** begin RECORDS FOR THE TASK **
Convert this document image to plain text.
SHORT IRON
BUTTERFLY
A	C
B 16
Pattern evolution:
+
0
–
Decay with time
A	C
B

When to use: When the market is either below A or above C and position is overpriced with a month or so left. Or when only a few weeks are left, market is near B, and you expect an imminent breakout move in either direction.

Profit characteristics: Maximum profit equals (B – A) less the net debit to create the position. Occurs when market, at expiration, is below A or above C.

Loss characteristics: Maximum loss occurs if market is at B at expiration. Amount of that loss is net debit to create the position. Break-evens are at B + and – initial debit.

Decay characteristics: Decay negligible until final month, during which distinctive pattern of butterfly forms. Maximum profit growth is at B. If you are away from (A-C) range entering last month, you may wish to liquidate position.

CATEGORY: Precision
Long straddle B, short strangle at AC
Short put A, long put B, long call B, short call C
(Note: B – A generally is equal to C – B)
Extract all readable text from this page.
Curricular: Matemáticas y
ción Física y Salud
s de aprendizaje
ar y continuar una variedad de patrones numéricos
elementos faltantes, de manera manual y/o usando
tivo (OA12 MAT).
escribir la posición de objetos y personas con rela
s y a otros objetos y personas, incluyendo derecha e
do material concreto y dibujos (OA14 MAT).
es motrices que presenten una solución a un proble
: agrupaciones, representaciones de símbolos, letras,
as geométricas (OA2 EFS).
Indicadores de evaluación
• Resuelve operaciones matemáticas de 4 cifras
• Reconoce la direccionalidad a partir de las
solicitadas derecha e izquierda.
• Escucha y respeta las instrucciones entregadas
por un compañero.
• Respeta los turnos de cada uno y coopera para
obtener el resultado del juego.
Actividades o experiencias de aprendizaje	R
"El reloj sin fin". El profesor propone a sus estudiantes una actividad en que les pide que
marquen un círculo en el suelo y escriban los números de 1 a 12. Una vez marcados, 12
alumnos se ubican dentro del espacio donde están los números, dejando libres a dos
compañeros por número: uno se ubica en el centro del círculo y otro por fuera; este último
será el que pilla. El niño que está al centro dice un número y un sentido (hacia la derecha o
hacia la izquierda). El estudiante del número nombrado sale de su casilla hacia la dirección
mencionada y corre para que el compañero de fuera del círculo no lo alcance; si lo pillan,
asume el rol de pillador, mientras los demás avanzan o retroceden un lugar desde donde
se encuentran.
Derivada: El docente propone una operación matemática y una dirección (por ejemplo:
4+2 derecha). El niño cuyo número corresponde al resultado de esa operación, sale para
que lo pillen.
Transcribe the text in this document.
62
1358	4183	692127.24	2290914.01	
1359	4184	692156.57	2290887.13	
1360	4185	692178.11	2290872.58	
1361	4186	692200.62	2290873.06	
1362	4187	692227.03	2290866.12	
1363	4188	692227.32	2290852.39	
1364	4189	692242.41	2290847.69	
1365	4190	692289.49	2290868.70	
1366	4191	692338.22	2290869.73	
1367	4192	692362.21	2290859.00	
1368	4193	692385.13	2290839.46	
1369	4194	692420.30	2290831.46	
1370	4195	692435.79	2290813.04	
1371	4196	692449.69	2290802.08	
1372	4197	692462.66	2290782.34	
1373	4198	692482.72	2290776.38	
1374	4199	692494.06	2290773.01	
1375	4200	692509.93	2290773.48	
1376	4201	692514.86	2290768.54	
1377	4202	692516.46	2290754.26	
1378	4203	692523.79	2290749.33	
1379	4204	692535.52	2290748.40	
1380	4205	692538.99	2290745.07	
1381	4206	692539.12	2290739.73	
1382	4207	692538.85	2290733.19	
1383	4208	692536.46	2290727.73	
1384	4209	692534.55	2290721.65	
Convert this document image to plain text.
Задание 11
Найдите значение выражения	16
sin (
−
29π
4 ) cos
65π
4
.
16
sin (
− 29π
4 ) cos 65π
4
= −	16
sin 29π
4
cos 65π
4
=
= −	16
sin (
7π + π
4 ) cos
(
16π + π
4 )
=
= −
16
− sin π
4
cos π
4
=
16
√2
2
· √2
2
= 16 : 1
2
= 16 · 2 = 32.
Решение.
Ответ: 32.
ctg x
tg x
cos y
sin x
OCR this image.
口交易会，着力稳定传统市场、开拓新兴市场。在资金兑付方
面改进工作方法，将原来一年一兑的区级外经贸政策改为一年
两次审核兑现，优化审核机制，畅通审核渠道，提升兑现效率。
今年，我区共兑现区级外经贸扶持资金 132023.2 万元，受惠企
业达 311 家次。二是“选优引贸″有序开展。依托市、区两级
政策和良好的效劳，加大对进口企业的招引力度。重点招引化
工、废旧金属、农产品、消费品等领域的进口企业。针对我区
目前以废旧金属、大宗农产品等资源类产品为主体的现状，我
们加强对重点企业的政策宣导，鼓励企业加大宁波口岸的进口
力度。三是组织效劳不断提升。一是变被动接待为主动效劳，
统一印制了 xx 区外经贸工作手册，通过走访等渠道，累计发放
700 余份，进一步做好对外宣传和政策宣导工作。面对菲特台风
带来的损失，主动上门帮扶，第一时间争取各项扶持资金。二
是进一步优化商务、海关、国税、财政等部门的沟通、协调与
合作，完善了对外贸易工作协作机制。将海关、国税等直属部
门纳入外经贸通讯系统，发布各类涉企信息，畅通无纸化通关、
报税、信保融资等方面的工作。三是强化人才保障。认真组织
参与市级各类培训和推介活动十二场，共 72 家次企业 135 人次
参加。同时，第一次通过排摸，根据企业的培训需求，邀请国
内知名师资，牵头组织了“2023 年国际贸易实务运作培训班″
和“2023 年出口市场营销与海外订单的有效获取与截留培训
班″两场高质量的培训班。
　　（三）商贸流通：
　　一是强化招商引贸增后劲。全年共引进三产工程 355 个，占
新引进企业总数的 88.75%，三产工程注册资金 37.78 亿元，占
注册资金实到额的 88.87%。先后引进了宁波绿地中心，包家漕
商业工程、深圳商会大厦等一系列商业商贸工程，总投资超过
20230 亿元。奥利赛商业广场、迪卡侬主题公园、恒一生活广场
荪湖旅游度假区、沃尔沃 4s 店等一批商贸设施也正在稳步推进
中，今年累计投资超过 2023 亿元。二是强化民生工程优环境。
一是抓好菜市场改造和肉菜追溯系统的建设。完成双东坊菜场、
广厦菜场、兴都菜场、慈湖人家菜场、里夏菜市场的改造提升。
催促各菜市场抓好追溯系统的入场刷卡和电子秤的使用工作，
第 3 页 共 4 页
** end RECORDS FOR THE TASK **
• _DIRECTIVE_
Looking at the records above, work out how many lines include the string "derecha". Give the number and nothing else.

• _RESPONSE TO THE TASK_
4